● **SET PROBLEM**:
Count how many lines mention the word "screenshot". Write that number alone.

● **MATERIAL SHOWN**:
--------

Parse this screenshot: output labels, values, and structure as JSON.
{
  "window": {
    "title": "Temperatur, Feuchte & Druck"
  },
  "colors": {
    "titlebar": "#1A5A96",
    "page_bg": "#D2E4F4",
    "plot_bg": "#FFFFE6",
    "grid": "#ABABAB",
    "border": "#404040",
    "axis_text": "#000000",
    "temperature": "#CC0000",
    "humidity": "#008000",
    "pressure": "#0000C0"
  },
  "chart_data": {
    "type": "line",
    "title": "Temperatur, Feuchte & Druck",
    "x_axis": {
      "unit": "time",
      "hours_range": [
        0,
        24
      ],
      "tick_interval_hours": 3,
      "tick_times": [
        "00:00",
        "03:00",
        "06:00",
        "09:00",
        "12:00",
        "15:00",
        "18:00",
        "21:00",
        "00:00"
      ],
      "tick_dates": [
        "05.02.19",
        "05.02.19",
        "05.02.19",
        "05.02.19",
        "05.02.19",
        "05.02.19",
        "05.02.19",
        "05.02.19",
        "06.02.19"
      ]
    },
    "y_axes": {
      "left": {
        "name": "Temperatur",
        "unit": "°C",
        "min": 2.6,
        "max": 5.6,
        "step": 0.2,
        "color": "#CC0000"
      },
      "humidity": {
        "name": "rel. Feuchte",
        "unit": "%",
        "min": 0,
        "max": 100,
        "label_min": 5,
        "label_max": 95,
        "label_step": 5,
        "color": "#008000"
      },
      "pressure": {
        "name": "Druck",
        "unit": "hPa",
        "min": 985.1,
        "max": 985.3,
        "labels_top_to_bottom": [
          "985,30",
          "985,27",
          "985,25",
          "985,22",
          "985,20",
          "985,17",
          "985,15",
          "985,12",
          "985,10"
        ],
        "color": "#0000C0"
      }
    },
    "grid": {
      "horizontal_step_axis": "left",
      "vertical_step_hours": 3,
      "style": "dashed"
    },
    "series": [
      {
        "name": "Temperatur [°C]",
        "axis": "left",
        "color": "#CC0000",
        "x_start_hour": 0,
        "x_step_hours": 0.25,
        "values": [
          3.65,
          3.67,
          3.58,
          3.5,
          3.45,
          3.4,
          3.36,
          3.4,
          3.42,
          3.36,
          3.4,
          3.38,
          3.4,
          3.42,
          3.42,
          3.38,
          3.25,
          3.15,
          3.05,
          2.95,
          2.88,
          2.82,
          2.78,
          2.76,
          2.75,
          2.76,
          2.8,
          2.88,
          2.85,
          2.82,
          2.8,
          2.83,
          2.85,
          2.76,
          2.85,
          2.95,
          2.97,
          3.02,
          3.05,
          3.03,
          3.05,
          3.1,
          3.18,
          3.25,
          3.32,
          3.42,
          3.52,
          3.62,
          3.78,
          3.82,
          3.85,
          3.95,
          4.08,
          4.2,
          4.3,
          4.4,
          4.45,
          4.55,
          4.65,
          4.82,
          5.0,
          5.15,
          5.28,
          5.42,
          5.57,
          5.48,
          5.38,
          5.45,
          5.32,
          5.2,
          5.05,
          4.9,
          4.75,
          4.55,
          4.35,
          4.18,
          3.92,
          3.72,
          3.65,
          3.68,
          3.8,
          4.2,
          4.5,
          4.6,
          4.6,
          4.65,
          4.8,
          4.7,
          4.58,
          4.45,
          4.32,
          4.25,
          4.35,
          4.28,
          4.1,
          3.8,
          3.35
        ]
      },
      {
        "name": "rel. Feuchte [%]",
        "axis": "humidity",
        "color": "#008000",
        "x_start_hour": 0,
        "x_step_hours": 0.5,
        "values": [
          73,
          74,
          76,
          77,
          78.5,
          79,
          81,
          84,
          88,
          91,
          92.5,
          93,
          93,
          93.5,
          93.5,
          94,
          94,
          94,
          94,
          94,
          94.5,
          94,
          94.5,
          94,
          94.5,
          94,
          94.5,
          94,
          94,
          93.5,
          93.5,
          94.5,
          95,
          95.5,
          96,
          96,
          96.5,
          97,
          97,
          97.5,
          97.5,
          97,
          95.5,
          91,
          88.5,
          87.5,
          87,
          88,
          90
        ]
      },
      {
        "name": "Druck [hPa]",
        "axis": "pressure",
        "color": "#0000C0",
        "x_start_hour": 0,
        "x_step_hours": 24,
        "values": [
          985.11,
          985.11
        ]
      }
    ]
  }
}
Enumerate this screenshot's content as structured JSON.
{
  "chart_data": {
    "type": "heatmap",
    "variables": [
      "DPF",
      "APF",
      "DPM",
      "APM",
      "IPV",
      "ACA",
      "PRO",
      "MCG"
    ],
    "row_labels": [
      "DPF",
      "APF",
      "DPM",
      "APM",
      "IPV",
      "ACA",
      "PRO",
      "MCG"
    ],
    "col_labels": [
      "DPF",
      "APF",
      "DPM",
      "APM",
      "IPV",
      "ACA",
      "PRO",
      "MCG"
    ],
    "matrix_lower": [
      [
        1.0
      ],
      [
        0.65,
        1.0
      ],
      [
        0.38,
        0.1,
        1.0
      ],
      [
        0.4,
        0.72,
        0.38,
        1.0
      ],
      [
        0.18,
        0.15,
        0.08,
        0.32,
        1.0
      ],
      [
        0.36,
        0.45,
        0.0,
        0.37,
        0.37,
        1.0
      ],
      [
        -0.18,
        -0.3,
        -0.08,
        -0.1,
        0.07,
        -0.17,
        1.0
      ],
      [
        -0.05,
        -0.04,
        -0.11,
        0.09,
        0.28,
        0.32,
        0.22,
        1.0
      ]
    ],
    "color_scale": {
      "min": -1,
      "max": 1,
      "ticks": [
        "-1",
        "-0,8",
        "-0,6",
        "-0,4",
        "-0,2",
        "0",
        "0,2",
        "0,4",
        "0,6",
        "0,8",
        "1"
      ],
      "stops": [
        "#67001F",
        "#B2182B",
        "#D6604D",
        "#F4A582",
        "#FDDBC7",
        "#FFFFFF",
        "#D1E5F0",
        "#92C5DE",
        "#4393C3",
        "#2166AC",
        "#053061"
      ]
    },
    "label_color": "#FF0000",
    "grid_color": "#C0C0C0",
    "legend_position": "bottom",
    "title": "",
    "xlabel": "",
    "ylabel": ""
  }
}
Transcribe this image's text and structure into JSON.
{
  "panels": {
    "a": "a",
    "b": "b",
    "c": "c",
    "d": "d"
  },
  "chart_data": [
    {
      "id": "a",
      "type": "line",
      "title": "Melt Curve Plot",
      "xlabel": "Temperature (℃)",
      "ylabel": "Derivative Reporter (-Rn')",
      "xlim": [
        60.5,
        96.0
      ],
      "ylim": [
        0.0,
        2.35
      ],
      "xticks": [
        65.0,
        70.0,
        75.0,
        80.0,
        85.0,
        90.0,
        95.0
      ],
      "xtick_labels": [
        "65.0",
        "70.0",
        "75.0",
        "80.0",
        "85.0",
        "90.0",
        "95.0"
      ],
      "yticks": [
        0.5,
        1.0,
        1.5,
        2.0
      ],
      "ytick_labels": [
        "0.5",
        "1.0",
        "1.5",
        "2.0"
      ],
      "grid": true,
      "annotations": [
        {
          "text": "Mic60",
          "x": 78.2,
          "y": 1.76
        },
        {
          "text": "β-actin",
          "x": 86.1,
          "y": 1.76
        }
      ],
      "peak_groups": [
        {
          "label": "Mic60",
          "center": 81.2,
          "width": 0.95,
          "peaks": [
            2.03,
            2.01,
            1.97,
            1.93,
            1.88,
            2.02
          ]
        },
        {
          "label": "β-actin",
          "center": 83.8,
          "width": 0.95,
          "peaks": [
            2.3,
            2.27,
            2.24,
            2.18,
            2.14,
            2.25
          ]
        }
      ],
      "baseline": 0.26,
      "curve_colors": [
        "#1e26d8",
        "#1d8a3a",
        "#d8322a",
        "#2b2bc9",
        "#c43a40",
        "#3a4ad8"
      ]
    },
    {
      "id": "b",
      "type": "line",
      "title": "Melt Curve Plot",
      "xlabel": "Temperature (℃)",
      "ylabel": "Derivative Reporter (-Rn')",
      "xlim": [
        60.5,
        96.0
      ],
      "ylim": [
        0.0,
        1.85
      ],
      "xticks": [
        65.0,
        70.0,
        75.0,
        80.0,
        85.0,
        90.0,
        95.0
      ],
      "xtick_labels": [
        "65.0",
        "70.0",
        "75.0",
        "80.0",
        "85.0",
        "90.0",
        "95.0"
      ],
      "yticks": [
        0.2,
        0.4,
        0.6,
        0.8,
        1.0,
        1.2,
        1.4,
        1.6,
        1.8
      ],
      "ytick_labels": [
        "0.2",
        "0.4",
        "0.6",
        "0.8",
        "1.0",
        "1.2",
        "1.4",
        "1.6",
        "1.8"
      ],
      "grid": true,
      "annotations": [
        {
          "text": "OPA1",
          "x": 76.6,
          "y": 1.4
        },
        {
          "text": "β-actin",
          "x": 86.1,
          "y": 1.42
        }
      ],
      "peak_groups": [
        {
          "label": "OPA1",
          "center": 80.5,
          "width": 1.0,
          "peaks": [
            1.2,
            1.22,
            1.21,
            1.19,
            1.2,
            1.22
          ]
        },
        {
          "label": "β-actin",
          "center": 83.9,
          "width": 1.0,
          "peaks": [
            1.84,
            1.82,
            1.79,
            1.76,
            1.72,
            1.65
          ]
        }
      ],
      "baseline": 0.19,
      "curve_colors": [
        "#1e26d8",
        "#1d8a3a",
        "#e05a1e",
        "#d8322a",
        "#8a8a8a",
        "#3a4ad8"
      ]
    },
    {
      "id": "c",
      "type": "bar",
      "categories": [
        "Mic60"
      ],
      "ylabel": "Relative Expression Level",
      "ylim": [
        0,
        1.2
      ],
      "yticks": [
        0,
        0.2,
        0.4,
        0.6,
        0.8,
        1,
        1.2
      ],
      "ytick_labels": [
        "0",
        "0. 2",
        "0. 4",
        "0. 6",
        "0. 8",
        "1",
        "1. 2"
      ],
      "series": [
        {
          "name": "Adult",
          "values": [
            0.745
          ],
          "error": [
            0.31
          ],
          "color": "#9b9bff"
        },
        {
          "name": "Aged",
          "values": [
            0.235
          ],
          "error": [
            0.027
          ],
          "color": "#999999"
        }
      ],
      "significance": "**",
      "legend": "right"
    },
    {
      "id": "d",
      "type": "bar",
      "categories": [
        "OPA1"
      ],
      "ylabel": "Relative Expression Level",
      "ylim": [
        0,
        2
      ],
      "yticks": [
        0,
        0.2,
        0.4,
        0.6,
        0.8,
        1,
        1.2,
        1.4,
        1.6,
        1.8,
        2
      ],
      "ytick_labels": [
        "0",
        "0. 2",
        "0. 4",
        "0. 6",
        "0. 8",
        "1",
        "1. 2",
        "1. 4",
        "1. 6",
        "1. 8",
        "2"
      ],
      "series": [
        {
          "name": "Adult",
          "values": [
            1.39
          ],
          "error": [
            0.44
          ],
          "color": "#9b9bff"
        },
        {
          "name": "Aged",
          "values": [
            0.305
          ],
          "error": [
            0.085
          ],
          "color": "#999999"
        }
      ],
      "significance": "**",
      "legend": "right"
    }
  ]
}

--------

● **ANSWER IN FULL**:
2